EXERCISE OBJECTIVE: Repeat each entry as written, dropping any picture you find.

══ DATA SHOWN

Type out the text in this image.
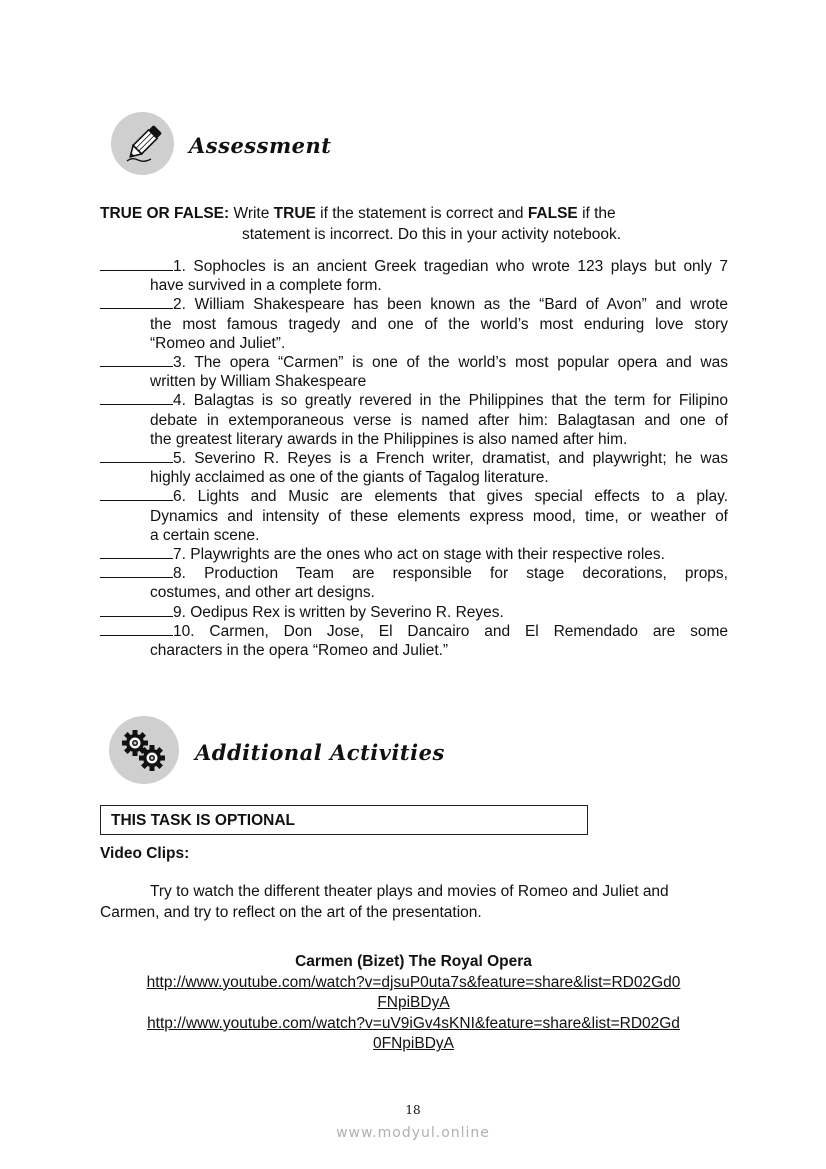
Assessment
TRUE OR FALSE: Write TRUE if the statement is correct and FALSE if the
statement is incorrect. Do this in your activity notebook.
1. Sophocles is an ancient Greek tragedian who wrote 123 plays but only 7
have survived in a complete form.
2. William Shakespeare has been known as the “Bard of Avon” and wrote
the most famous tragedy and one of the world’s most enduring love story
“Romeo and Juliet”.
3. The opera “Carmen” is one of the world’s most popular opera and was
written by William Shakespeare
4. Balagtas is so greatly revered in the Philippines that the term for Filipino
debate in extemporaneous verse is named after him: Balagtasan and one of
the greatest literary awards in the Philippines is also named after him.
5. Severino R. Reyes is a French writer, dramatist, and playwright; he was
highly acclaimed as one of the giants of Tagalog literature.
6. Lights and Music are elements that gives special effects to a play.
Dynamics and intensity of these elements express mood, time, or weather of
a certain scene.
7. Playwrights are the ones who act on stage with their respective roles.
8. Production Team are responsible for stage decorations, props,
costumes, and other art designs.
9. Oedipus Rex is written by Severino R. Reyes.
10. Carmen, Don Jose, El Dancairo and El Remendado are some
characters in the opera “Romeo and Juliet.”
Additional Activities
THIS TASK IS OPTIONAL
Video Clips:
Try to watch the different theater plays and movies of Romeo and Juliet and
Carmen, and try to reflect on the art of the presentation.
Carmen (Bizet) The Royal Opera
http://www.youtube.com/watch?v=djsuP0uta7s&feature=share&list=RD02Gd0
FNpiBDyA
http://www.youtube.com/watch?v=uV9iGv4sKNI&feature=share&list=RD02Gd
0FNpiBDyA
18
www.modyul.online
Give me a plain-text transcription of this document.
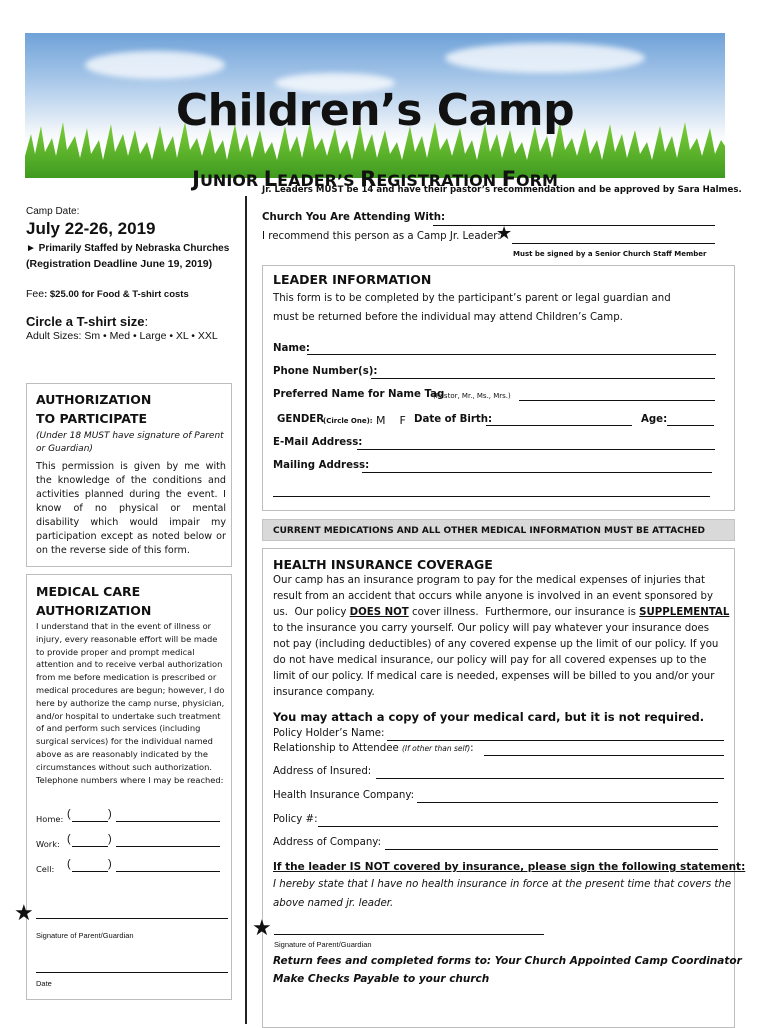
Children’s Camp
JUNIOR LEADER’S REGISTRATION FORM
Camp Date:
July 22-26, 2019
► Primarily Staffed by Nebraska Churches
(Registration Deadline June 19, 2019)
Fee: $25.00 for Food & T-shirt costs
Circle a T-shirt size:
Adult Sizes: Sm • Med • Large • XL • XXL
AUTHORIZATION
TO PARTICIPATE
(Under 18 MUST have signature of Parent or Guardian)
This permission is given by me with the knowledge of the conditions and activities planned during the event. I know of no physical or mental disability which would impair my participation except as noted below or on the reverse side of this form.
MEDICAL CARE
AUTHORIZATION
I understand that in the event of illness or injury, every reasonable effort will be made to provide proper and prompt medical attention and to receive verbal authorization from me before medication is prescribed or medical procedures are begun; however, I do here by authorize the camp nurse, physician, and/or hospital to undertake such treatment of and perform such services (including surgical services) for the individual named above as are reasonably indicated by the circumstances without such authorization. Telephone numbers where I may be reached:
Home: (	)
Work: (	)
Cell: (	)
★
Signature of Parent/Guardian
Date
Jr. Leaders MUST be 14 and have their pastor’s recommendation and be approved by Sara Halmes.
Church You Are Attending With:
I recommend this person as a Camp Jr. Leader:
★
Must be signed by a Senior Church Staff Member
LEADER INFORMATION
This form is to be completed by the participant’s parent or legal guardian and
must be returned before the individual may attend Children’s Camp.
Name:
Phone Number(s):
Preferred Name for Name Tag
(Pastor, Mr., Ms., Mrs.)
GENDER
(Circle One): M    F Date of Birth:	Age:
E-Mail Address:
Mailing Address:
CURRENT MEDICATIONS AND ALL OTHER MEDICAL INFORMATION MUST BE ATTACHED
HEALTH INSURANCE COVERAGE
Our camp has an insurance program to pay for the medical expenses of injuries that
result from an accident that occurs while anyone is involved in an event sponsored by
us.  Our policy DOES NOT cover illness.  Furthermore, our insurance is SUPPLEMENTAL
to the insurance you carry yourself. Our policy will pay whatever your insurance does
not pay (including deductibles) of any covered expense up the limit of our policy. If you
do not have medical insurance, our policy will pay for all covered expenses up to the
limit of our policy. If medical care is needed, expenses will be billed to you and/or your
insurance company.
You may attach a copy of your medical card, but it is not required.
Policy Holder’s Name:
Relationship to Attendee (If other than self):
Address of Insured:
Health Insurance Company:
Policy #:
Address of Company:
If the leader IS NOT covered by insurance, please sign the following statement:
I hereby state that I have no health insurance in force at the present time that covers the
above named jr. leader.
★
Signature of Parent/Guardian
Return fees and completed forms to: Your Church Appointed Camp Coordinator
Make Checks Payable to your church
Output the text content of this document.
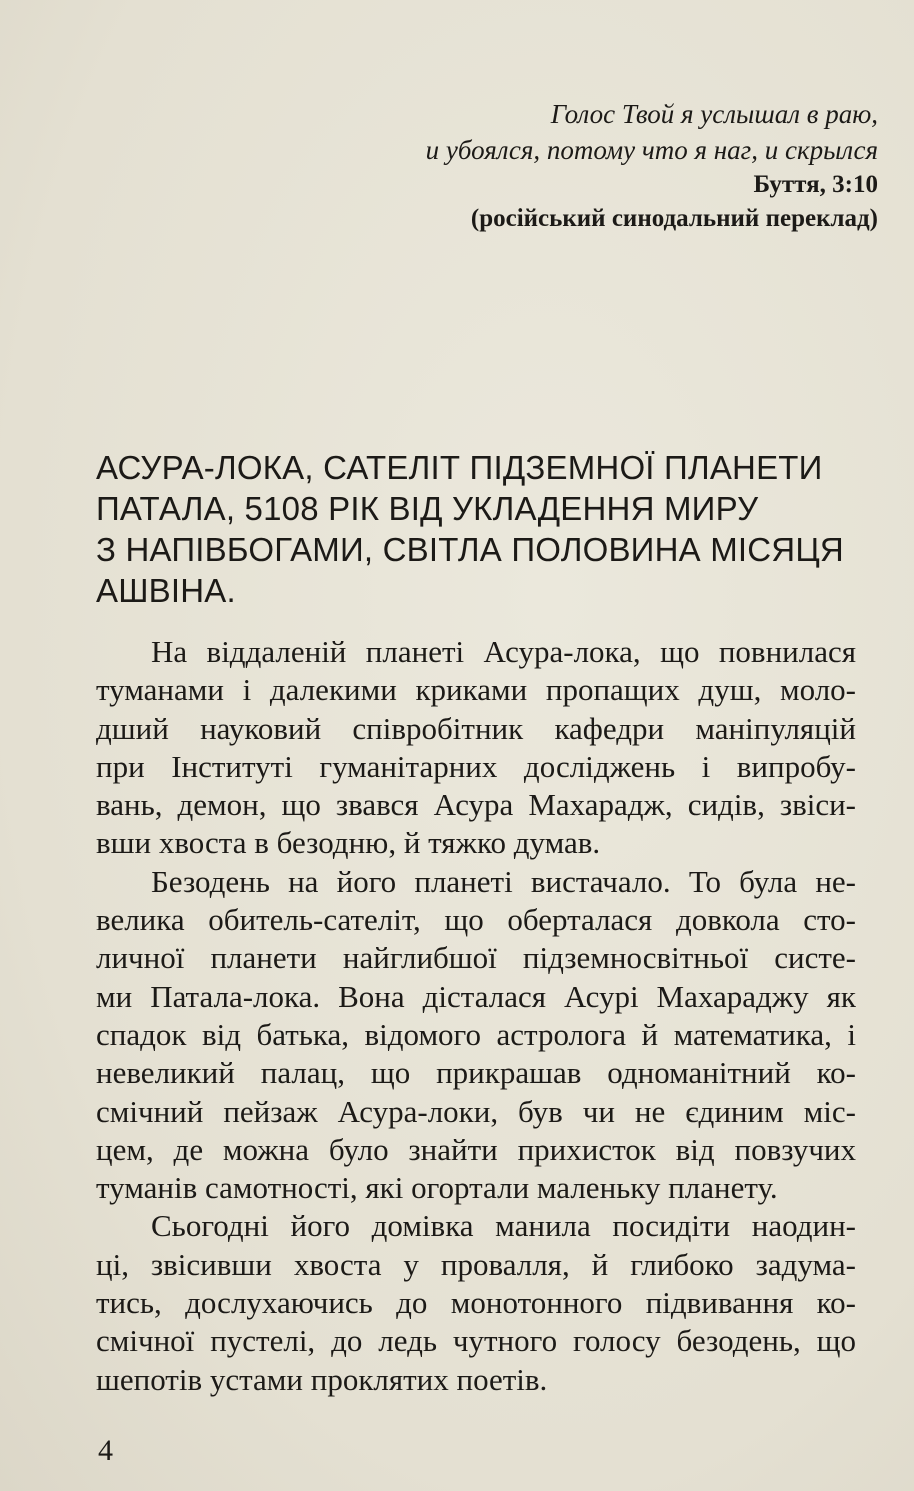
Голос Твой я услышал в раю,
и убоялся, потому что я наг, и скрылся
Буття, 3:10
(російський синодальний переклад)
АСУРА-ЛОКА, САТЕЛІТ ПІДЗЕМНОЇ ПЛАНЕТИ
ПАТАЛА, 5108 РІК ВІД УКЛАДЕННЯ МИРУ
З НАПІВБОГАМИ, СВІТЛА ПОЛОВИНА МІСЯЦЯ
АШВІНА.
На віддаленій планеті Асура-лока, що повнилася
туманами і далекими криками пропащих душ, моло-
дший науковий співробітник кафедри маніпуляцій
при Інституті гуманітарних досліджень і випробу-
вань, демон, що звався Асура Махарадж, сидів, звіси-
вши хвоста в безодню, й тяжко думав.
Безодень на його планеті вистачало. То була не-
велика обитель-сателіт, що оберталася довкола сто-
личної планети найглибшої підземносвітньої систе-
ми Патала-лока. Вона дісталася Асурі Махараджу як
спадок від батька, відомого астролога й математика, і
невеликий палац, що прикрашав одноманітний ко-
смічний пейзаж Асура-локи, був чи не єдиним міс-
цем, де можна було знайти прихисток від повзучих
туманів самотності, які огортали маленьку планету.
Сьогодні його домівка манила посидіти наодин-
ці, звісивши хвоста у провалля, й глибоко задума-
тись, дослухаючись до монотонного підвивання ко-
смічної пустелі, до ледь чутного голосу безодень, що
шепотів устами проклятих поетів.
4
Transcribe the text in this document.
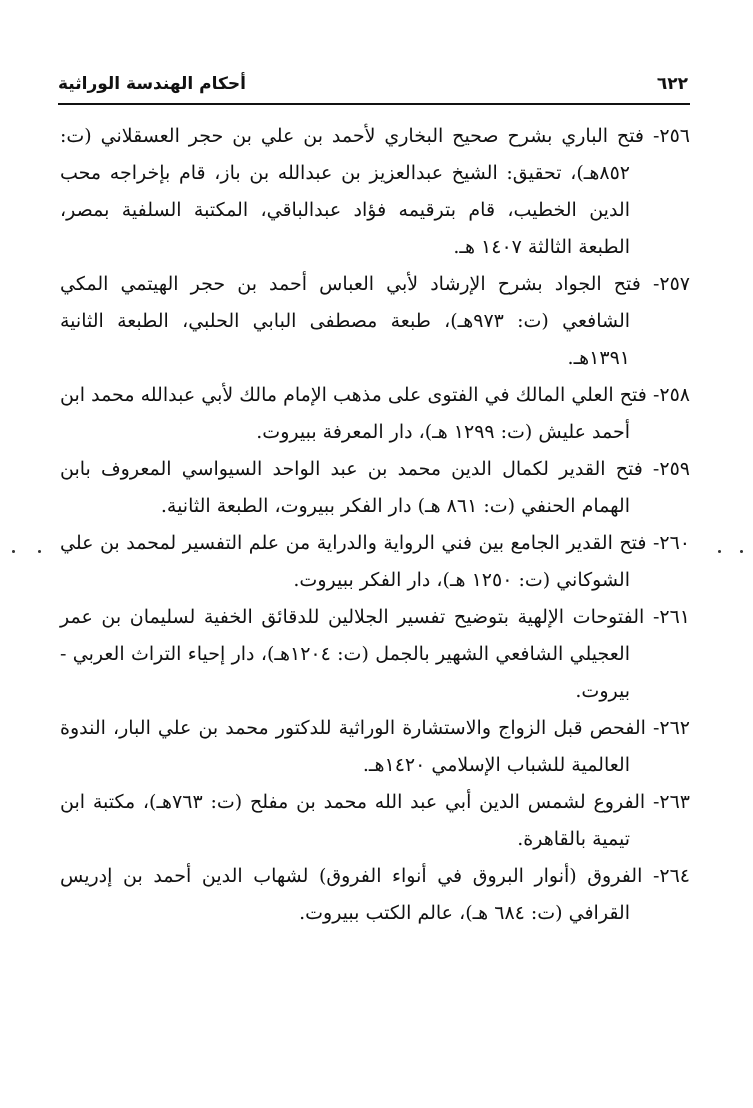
٦٢٢
أحكام الهندسة الوراثية

٢٥٦- فتح الباري بشرح صحيح البخاري لأحمد بن علي بن حجر العسقلاني (ت: ٨٥٢هـ)، تحقيق: الشيخ عبدالعزيز بن عبدالله بن باز، قام بإخراجه محب الدين الخطيب، قام بترقيمه فؤاد عبدالباقي، المكتبة السلفية بمصر، الطبعة الثالثة ١٤٠٧ هـ.

٢٥٧- فتح الجواد بشرح الإرشاد لأبي العباس أحمد بن حجر الهيتمي المكي الشافعي (ت: ٩٧٣هـ)، طبعة مصطفى البابي الحلبي، الطبعة الثانية ١٣٩١هـ.

٢٥٨- فتح العلي المالك في الفتوى على مذهب الإمام مالك لأبي عبدالله محمد ابن أحمد عليش (ت: ١٢٩٩ هـ)، دار المعرفة ببيروت.

٢٥٩- فتح القدير لكمال الدين محمد بن عبد الواحد السيواسي المعروف بابن الهمام الحنفي (ت: ٨٦١ هـ) دار الفكر ببيروت، الطبعة الثانية.

٢٦٠- فتح القدير الجامع بين فني الرواية والدراية من علم التفسير لمحمد بن علي الشوكاني (ت: ١٢٥٠ هـ)، دار الفكر ببيروت.

٢٦١- الفتوحات الإلهية بتوضيح تفسير الجلالين للدقائق الخفية لسليمان بن عمر العجيلي الشافعي الشهير بالجمل (ت: ١٢٠٤هـ)، دار إحياء التراث العربي - بيروت.

٢٦٢- الفحص قبل الزواج والاستشارة الوراثية للدكتور محمد بن علي البار، الندوة العالمية للشباب الإسلامي ١٤٢٠هـ.

٢٦٣- الفروع لشمس الدين أبي عبد الله محمد بن مفلح (ت: ٧٦٣هـ)، مكتبة ابن تيمية بالقاهرة.

٢٦٤- الفروق (أنوار البروق في أنواء الفروق) لشهاب الدين أحمد بن إدريس القرافي (ت: ٦٨٤ هـ)، عالم الكتب ببيروت.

════

EXPECTED ANSWER:
Type out the text in this image.
Assessment
TRUE OR FALSE: Write TRUE if the statement is correct and FALSE if the
statement is incorrect. Do this in your activity notebook.
1. Sophocles is an ancient Greek tragedian who wrote 123 plays but only 7
have survived in a complete form.
2. William Shakespeare has been known as the “Bard of Avon” and wrote
the most famous tragedy and one of the world’s most enduring love story
“Romeo and Juliet”.
3. The opera “Carmen” is one of the world’s most popular opera and was
written by William Shakespeare
4. Balagtas is so greatly revered in the Philippines that the term for Filipino
debate in extemporaneous verse is named after him: Balagtasan and one of
the greatest literary awards in the Philippines is also named after him.
5. Severino R. Reyes is a French writer, dramatist, and playwright; he was
highly acclaimed as one of the giants of Tagalog literature.
6. Lights and Music are elements that gives special effects to a play.
Dynamics and intensity of these elements express mood, time, or weather of
a certain scene.
7. Playwrights are the ones who act on stage with their respective roles.
8. Production Team are responsible for stage decorations, props,
costumes, and other art designs.
9. Oedipus Rex is written by Severino R. Reyes.
10. Carmen, Don Jose, El Dancairo and El Remendado are some
characters in the opera “Romeo and Juliet.”
Additional Activities
THIS TASK IS OPTIONAL
Video Clips:
Try to watch the different theater plays and movies of Romeo and Juliet and
Carmen, and try to reflect on the art of the presentation.
Carmen (Bizet) The Royal Opera
http://www.youtube.com/watch?v=djsuP0uta7s&feature=share&list=RD02Gd0
FNpiBDyA
http://www.youtube.com/watch?v=uV9iGv4sKNI&feature=share&list=RD02Gd
0FNpiBDyA
18
www.modyul.online
Give me a plain-text transcription of this document.
Children’s Camp
JUNIOR LEADER’S REGISTRATION FORM
Camp Date:
July 22-26, 2019
► Primarily Staffed by Nebraska Churches
(Registration Deadline June 19, 2019)
Fee: $25.00 for Food & T-shirt costs
Circle a T-shirt size:
Adult Sizes: Sm • Med • Large • XL • XXL
AUTHORIZATION
TO PARTICIPATE
(Under 18 MUST have signature of Parent or Guardian)
This permission is given by me with the knowledge of the conditions and activities planned during the event. I know of no physical or mental disability which would impair my participation except as noted below or on the reverse side of this form.
MEDICAL CARE
AUTHORIZATION
I understand that in the event of illness or injury, every reasonable effort will be made to provide proper and prompt medical attention and to receive verbal authorization from me before medication is prescribed or medical procedures are begun; however, I do here by authorize the camp nurse, physician, and/or hospital to undertake such treatment of and perform such services (including surgical services) for the individual named above as are reasonably indicated by the circumstances without such authorization. Telephone numbers where I may be reached:
Home: (	)
Work: (	)
Cell: (	)
★
Signature of Parent/Guardian
Date
Jr. Leaders MUST be 14 and have their pastor’s recommendation and be approved by Sara Halmes.
Church You Are Attending With:
I recommend this person as a Camp Jr. Leader:
★
Must be signed by a Senior Church Staff Member
LEADER INFORMATION
This form is to be completed by the participant’s parent or legal guardian and
must be returned before the individual may attend Children’s Camp.
Name:
Phone Number(s):
Preferred Name for Name Tag
(Pastor, Mr., Ms., Mrs.)
GENDER
(Circle One): M    F Date of Birth:	Age:
E-Mail Address:
Mailing Address:
CURRENT MEDICATIONS AND ALL OTHER MEDICAL INFORMATION MUST BE ATTACHED
HEALTH INSURANCE COVERAGE
Our camp has an insurance program to pay for the medical expenses of injuries that
result from an accident that occurs while anyone is involved in an event sponsored by
us.  Our policy DOES NOT cover illness.  Furthermore, our insurance is SUPPLEMENTAL
to the insurance you carry yourself. Our policy will pay whatever your insurance does
not pay (including deductibles) of any covered expense up the limit of our policy. If you
do not have medical insurance, our policy will pay for all covered expenses up to the
limit of our policy. If medical care is needed, expenses will be billed to you and/or your
insurance company.
You may attach a copy of your medical card, but it is not required.
Policy Holder’s Name:
Relationship to Attendee (If other than self):
Address of Insured:
Health Insurance Company:
Policy #:
Address of Company:
If the leader IS NOT covered by insurance, please sign the following statement:
I hereby state that I have no health insurance in force at the present time that covers the
above named jr. leader.
★
Signature of Parent/Guardian
Return fees and completed forms to: Your Church Appointed Camp Coordinator
Make Checks Payable to your church
Output the text content of this document.
Голос Твой я услышал в раю,
и убоялся, потому что я наг, и скрылся
Буття, 3:10
(російський синодальний переклад)
АСУРА-ЛОКА, САТЕЛІТ ПІДЗЕМНОЇ ПЛАНЕТИ
ПАТАЛА, 5108 РІК ВІД УКЛАДЕННЯ МИРУ
З НАПІВБОГАМИ, СВІТЛА ПОЛОВИНА МІСЯЦЯ
АШВІНА.
На віддаленій планеті Асура-лока, що повнилася
туманами і далекими криками пропащих душ, моло-
дший науковий співробітник кафедри маніпуляцій
при Інституті гуманітарних досліджень і випробу-
вань, демон, що звався Асура Махарадж, сидів, звіси-
вши хвоста в безодню, й тяжко думав.
Безодень на його планеті вистачало. То була не-
велика обитель-сателіт, що оберталася довкола сто-
личної планети найглибшої підземносвітньої систе-
ми Патала-лока. Вона дісталася Асурі Махараджу як
спадок від батька, відомого астролога й математика, і
невеликий палац, що прикрашав одноманітний ко-
смічний пейзаж Асура-локи, був чи не єдиним міс-
цем, де можна було знайти прихисток від повзучих
туманів самотності, які огортали маленьку планету.
Сьогодні його домівка манила посидіти наодин-
ці, звісивши хвоста у провалля, й глибоко задума-
тись, дослухаючись до монотонного підвивання ко-
смічної пустелі, до ледь чутного голосу безодень, що
шепотів устами проклятих поетів.
4
Transcribe the text in this document.
٦٢٢
أحكام الهندسة الوراثية

٢٥٦- فتح الباري بشرح صحيح البخاري لأحمد بن علي بن حجر العسقلاني (ت: ٨٥٢هـ)، تحقيق: الشيخ عبدالعزيز بن عبدالله بن باز، قام بإخراجه محب الدين الخطيب، قام بترقيمه فؤاد عبدالباقي، المكتبة السلفية بمصر، الطبعة الثالثة ١٤٠٧ هـ.

٢٥٧- فتح الجواد بشرح الإرشاد لأبي العباس أحمد بن حجر الهيتمي المكي الشافعي (ت: ٩٧٣هـ)، طبعة مصطفى البابي الحلبي، الطبعة الثانية ١٣٩١هـ.

٢٥٨- فتح العلي المالك في الفتوى على مذهب الإمام مالك لأبي عبدالله محمد ابن أحمد عليش (ت: ١٢٩٩ هـ)، دار المعرفة ببيروت.

٢٥٩- فتح القدير لكمال الدين محمد بن عبد الواحد السيواسي المعروف بابن الهمام الحنفي (ت: ٨٦١ هـ) دار الفكر ببيروت، الطبعة الثانية.

٢٦٠- فتح القدير الجامع بين فني الرواية والدراية من علم التفسير لمحمد بن علي الشوكاني (ت: ١٢٥٠ هـ)، دار الفكر ببيروت.

٢٦١- الفتوحات الإلهية بتوضيح تفسير الجلالين للدقائق الخفية لسليمان بن عمر العجيلي الشافعي الشهير بالجمل (ت: ١٢٠٤هـ)، دار إحياء التراث العربي - بيروت.

٢٦٢- الفحص قبل الزواج والاستشارة الوراثية للدكتور محمد بن علي البار، الندوة العالمية للشباب الإسلامي ١٤٢٠هـ.

٢٦٣- الفروع لشمس الدين أبي عبد الله محمد بن مفلح (ت: ٧٦٣هـ)، مكتبة ابن تيمية بالقاهرة.

٢٦٤- الفروق (أنوار البروق في أنواء الفروق) لشهاب الدين أحمد بن إدريس القرافي (ت: ٦٨٤ هـ)، عالم الكتب ببيروت.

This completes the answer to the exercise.